§ **PROVIDED RECORDS**
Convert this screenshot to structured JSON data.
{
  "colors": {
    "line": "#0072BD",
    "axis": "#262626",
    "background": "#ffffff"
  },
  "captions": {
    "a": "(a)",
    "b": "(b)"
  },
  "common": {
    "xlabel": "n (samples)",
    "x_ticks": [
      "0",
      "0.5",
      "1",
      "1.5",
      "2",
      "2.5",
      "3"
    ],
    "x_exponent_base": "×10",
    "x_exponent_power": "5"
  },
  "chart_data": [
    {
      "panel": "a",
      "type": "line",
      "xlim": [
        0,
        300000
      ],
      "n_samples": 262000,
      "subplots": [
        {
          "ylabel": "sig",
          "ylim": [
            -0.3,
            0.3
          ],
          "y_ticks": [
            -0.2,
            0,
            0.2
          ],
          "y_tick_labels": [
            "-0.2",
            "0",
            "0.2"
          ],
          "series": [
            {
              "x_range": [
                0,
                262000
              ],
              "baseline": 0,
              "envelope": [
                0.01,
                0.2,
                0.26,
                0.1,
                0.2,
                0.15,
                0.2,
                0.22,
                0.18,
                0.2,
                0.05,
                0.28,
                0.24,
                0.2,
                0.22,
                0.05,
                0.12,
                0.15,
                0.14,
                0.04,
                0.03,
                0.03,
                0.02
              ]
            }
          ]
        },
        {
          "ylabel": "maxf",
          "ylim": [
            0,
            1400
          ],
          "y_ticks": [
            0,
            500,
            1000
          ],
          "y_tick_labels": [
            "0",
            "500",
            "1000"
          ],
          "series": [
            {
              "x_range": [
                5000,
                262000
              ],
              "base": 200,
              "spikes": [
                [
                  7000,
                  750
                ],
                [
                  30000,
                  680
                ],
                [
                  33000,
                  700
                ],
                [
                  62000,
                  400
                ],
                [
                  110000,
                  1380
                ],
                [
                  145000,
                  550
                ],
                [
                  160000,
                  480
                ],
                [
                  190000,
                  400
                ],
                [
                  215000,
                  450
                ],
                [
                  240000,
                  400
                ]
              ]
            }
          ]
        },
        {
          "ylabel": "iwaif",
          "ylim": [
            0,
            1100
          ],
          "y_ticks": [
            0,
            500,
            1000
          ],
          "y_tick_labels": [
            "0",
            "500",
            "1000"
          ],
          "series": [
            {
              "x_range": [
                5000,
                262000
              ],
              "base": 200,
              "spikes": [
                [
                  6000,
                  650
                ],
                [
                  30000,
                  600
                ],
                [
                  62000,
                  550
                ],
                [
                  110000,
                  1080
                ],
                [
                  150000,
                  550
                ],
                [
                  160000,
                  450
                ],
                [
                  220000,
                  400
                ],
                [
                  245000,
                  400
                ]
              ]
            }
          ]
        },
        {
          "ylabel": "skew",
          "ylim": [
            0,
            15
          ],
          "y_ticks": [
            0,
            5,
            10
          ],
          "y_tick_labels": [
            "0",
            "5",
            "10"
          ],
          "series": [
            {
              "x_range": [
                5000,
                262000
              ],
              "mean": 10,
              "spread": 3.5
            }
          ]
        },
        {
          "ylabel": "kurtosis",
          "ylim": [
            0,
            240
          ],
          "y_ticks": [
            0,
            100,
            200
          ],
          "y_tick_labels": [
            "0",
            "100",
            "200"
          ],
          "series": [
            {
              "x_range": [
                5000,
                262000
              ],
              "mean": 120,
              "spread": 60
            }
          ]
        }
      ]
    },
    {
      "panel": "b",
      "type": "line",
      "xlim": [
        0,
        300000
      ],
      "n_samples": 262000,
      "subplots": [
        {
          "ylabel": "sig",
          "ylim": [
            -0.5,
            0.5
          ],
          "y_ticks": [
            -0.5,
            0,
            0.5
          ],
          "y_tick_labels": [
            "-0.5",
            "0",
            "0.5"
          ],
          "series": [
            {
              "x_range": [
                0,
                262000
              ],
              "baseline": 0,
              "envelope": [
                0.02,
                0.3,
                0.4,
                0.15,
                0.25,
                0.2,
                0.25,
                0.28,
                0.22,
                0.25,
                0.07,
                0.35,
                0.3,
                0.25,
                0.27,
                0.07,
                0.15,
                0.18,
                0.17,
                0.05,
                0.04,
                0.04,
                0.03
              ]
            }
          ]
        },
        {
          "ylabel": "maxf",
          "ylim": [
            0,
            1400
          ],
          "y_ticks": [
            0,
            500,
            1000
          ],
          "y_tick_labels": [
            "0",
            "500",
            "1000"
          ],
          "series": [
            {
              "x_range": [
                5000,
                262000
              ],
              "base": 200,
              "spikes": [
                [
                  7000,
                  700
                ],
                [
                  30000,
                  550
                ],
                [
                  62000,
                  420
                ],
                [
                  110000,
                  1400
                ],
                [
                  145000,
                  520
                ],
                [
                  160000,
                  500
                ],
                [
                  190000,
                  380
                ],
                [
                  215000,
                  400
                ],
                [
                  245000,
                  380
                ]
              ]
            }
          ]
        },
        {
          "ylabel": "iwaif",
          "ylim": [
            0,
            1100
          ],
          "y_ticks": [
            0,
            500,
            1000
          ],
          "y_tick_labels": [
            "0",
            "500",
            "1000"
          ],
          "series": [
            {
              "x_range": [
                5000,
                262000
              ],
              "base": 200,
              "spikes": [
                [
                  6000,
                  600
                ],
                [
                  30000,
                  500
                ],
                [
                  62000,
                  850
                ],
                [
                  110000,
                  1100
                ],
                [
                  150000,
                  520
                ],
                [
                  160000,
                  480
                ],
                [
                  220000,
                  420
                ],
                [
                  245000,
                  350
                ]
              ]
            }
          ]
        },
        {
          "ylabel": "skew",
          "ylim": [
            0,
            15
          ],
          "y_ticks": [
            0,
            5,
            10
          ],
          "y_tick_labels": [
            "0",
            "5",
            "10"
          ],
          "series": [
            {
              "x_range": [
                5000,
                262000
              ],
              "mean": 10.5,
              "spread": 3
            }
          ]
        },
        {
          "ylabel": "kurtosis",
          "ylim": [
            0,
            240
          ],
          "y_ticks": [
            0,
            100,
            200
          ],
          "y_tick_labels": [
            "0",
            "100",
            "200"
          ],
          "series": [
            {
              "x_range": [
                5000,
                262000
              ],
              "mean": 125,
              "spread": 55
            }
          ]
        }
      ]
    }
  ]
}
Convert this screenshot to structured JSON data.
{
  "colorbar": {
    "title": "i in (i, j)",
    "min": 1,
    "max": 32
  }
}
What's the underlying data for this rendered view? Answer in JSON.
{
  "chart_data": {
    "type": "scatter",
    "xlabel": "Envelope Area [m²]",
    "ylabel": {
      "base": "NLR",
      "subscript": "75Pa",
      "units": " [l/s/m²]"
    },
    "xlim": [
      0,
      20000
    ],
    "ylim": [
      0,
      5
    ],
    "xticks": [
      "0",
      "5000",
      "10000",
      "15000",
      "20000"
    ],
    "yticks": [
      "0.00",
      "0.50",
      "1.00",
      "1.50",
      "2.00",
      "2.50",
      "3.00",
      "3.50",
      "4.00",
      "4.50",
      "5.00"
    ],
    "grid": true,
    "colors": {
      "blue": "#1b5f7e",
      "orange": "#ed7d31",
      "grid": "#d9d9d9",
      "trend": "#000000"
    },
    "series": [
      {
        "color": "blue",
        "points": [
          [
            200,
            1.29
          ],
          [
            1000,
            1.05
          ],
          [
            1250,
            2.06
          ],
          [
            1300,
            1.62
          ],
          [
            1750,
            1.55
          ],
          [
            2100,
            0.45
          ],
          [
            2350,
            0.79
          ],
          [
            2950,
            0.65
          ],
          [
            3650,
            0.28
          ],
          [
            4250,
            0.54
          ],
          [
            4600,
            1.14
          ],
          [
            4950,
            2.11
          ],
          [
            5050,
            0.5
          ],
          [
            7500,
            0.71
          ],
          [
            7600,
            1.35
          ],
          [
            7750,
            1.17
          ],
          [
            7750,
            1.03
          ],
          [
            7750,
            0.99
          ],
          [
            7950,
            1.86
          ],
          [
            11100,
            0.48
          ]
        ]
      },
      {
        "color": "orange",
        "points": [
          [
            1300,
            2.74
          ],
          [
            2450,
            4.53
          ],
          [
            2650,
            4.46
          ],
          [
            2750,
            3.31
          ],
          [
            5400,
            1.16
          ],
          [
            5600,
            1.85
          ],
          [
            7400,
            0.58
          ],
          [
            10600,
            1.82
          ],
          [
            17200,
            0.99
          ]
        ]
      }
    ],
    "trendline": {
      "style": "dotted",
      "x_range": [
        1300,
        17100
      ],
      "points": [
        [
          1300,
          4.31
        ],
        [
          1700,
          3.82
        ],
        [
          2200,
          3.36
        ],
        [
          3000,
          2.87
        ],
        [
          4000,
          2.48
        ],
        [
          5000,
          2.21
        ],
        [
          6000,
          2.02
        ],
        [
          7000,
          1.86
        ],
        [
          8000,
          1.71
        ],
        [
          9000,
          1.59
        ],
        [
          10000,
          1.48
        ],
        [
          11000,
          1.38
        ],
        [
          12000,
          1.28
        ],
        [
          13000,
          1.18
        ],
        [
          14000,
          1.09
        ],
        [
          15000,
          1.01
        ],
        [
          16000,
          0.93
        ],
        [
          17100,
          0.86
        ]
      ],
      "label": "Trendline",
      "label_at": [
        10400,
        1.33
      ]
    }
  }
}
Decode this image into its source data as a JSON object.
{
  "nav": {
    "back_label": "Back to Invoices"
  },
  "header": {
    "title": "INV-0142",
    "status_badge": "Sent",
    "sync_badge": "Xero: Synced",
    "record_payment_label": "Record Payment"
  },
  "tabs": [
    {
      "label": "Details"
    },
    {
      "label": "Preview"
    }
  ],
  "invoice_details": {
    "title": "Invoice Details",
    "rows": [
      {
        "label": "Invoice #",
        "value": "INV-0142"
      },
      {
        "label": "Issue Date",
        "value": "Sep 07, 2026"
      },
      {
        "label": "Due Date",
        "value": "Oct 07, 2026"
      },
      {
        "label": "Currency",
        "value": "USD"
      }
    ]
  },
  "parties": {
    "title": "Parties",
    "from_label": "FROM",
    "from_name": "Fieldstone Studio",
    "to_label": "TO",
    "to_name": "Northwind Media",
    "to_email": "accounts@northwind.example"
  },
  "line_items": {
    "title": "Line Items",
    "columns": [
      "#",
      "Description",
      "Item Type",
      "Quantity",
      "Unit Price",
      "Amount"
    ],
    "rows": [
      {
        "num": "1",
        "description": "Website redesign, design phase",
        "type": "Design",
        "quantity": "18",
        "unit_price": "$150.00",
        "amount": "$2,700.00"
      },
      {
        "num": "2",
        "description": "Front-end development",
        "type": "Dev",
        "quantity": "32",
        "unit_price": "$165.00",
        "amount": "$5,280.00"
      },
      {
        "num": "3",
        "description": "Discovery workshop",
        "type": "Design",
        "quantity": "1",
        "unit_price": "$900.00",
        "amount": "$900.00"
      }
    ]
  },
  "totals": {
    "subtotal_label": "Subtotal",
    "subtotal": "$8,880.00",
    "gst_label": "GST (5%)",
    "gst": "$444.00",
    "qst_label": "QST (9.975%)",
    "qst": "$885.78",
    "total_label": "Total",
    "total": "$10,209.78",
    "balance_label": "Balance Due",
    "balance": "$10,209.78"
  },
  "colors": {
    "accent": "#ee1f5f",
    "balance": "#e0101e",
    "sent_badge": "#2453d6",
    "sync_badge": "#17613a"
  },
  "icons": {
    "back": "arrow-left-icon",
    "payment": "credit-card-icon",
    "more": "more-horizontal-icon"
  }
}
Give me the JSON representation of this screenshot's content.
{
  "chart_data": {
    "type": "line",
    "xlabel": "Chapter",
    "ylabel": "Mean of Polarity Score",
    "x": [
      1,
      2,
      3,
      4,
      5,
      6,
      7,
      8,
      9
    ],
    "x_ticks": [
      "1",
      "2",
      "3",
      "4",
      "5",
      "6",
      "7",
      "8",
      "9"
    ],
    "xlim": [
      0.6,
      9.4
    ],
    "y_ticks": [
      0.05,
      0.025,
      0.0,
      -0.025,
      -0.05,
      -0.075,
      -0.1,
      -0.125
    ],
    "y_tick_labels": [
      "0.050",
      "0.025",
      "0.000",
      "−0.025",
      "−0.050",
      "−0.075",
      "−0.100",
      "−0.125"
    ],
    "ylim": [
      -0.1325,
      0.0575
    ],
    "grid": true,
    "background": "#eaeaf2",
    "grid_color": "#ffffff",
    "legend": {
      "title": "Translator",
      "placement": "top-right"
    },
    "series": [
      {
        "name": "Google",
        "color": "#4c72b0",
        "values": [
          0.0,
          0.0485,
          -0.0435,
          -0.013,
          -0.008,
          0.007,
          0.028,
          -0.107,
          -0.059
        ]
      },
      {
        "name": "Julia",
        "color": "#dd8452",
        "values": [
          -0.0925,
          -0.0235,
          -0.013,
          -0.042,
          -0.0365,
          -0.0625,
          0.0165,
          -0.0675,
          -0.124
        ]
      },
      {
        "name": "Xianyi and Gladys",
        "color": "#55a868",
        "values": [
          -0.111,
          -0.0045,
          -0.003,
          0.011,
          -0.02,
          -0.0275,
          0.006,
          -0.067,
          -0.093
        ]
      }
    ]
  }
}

§ **AIM**
Scan the lines for the string "JSON". Copy out each line that matches.

§ **CORRECT ANSWER**
Convert this screenshot to structured JSON data.
Convert this screenshot to structured JSON data.
What's the underlying data for this rendered view? Answer in JSON.
Decode this image into its source data as a JSON object.
Give me the JSON representation of this screenshot's content.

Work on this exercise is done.